§ **Job**
Copy every line of the data in which the word "Wind" occurs.

§ **Dataset records on visual material**
-- start --

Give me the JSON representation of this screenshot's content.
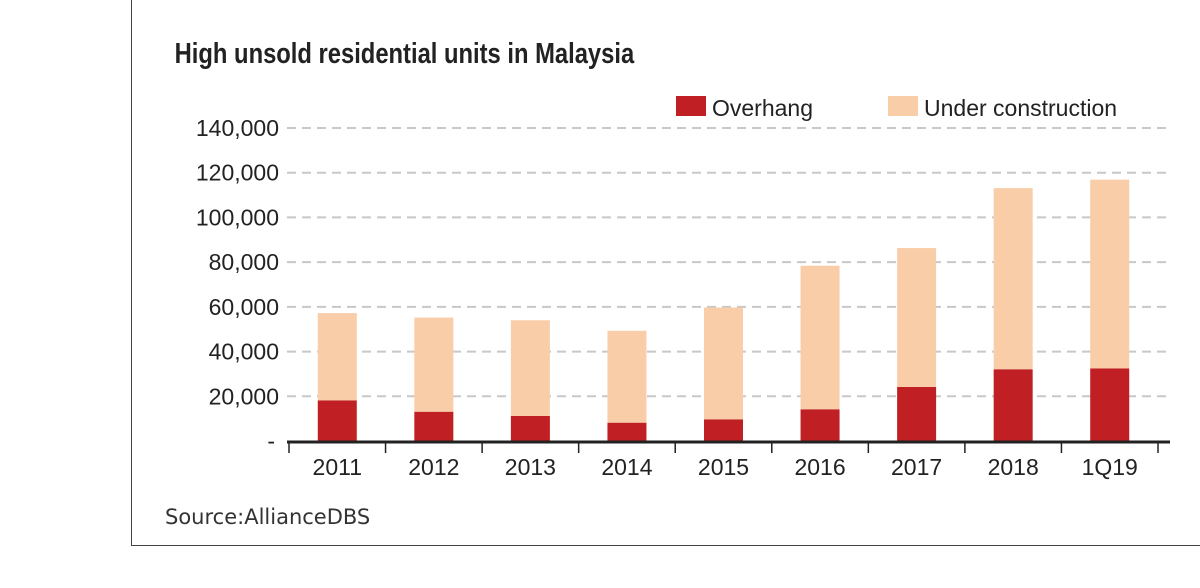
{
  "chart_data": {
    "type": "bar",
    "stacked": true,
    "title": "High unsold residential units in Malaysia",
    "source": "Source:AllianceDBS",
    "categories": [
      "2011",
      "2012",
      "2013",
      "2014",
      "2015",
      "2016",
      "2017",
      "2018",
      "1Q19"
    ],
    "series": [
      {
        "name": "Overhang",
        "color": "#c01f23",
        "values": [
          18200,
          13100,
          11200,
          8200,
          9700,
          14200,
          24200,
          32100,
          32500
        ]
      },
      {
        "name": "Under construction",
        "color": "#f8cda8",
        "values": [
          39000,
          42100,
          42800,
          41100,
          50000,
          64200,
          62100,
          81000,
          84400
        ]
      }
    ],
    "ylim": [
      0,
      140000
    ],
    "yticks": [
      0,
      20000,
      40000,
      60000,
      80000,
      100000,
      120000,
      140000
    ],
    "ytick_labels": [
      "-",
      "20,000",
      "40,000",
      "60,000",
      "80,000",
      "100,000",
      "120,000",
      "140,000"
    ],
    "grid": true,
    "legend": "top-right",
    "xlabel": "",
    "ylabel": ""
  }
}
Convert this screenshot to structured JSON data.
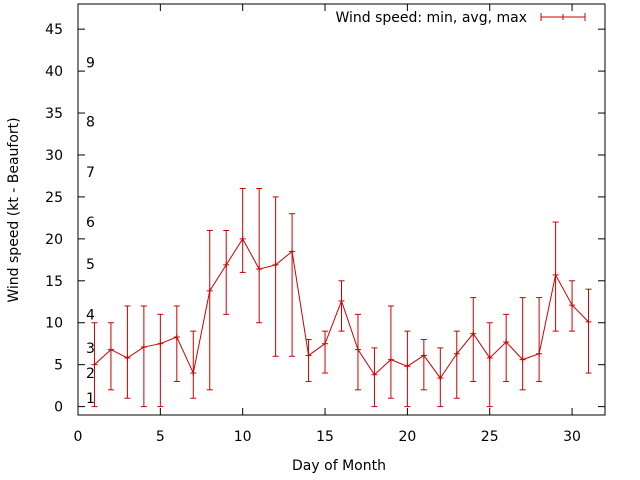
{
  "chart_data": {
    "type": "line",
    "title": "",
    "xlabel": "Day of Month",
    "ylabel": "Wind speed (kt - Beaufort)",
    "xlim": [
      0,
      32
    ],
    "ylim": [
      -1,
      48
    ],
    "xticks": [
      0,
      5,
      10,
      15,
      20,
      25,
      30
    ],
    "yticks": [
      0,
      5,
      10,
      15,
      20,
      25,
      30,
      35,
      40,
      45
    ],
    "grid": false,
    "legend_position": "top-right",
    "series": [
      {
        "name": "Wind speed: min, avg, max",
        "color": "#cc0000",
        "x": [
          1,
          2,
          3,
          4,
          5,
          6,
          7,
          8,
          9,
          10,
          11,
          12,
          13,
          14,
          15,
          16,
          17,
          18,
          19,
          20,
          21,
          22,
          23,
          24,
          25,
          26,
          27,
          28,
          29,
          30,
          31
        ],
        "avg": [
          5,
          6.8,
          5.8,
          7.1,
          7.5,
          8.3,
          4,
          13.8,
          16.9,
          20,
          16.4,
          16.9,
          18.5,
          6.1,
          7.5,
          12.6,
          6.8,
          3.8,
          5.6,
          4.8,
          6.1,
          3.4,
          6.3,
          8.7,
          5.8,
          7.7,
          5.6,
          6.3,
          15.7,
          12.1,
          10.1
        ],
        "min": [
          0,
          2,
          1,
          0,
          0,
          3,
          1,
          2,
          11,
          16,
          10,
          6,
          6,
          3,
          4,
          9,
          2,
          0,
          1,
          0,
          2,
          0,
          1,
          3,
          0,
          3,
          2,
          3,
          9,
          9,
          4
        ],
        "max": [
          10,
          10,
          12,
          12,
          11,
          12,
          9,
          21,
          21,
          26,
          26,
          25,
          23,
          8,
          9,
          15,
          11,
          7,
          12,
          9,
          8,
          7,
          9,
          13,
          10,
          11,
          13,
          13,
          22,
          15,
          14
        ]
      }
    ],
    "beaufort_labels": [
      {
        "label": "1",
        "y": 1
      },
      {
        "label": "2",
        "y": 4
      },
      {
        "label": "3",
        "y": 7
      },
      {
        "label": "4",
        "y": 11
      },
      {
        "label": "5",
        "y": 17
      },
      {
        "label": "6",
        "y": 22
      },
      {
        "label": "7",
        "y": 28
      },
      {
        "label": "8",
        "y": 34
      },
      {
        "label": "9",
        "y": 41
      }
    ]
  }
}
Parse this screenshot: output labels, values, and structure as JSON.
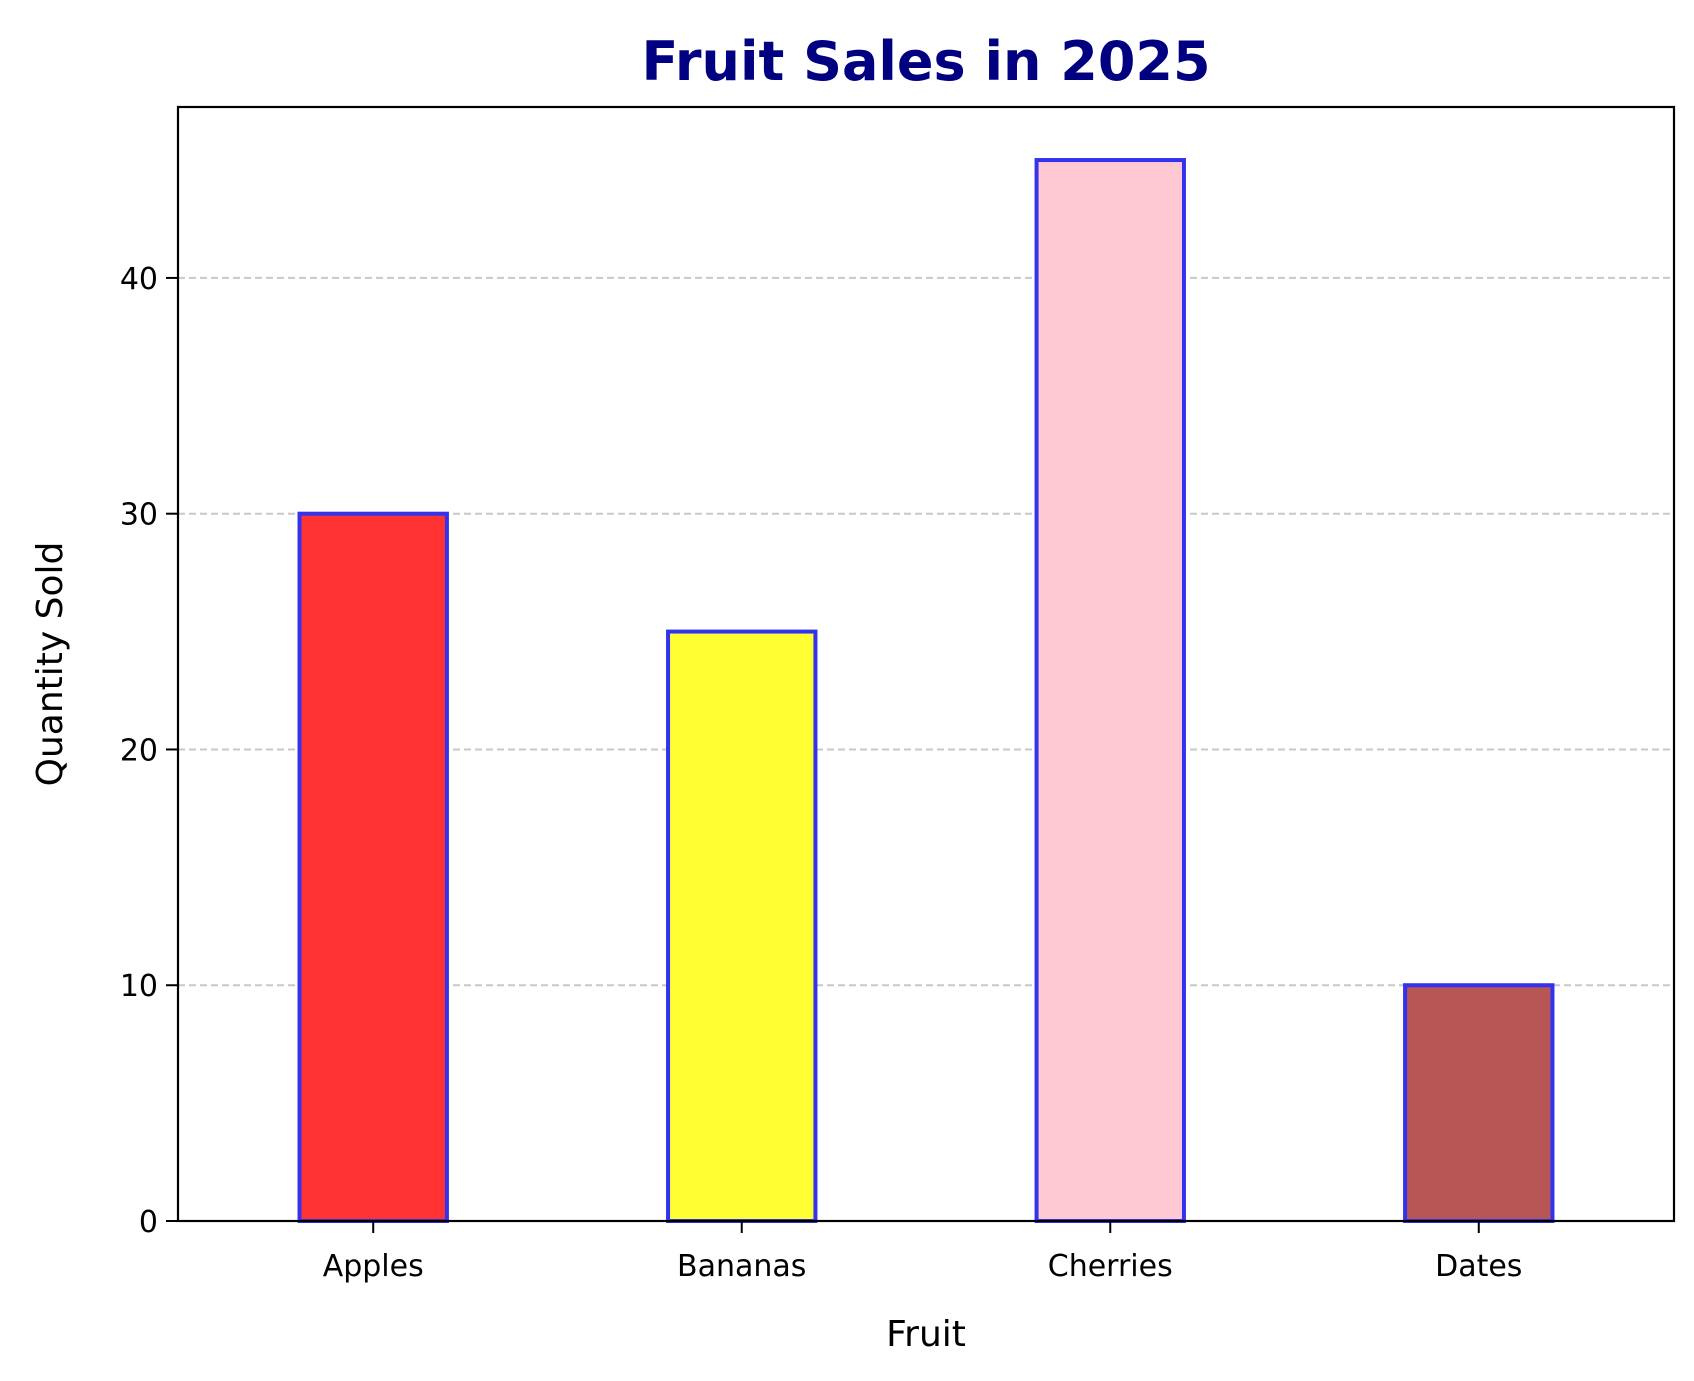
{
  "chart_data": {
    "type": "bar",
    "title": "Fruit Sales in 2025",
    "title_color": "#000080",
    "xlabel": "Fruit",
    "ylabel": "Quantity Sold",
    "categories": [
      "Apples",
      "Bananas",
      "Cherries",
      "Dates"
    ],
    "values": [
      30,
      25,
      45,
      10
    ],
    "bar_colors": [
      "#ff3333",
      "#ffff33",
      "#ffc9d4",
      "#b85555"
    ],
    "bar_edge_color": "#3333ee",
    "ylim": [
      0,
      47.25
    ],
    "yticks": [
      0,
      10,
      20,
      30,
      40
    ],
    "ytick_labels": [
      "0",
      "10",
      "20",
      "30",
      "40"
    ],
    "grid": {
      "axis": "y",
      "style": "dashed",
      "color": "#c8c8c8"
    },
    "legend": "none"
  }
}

-- end --

§ **Exercise result**
    "ylabel": "Wind speed (kt - Beaufort)",
        "name": "Wind speed: min, avg, max",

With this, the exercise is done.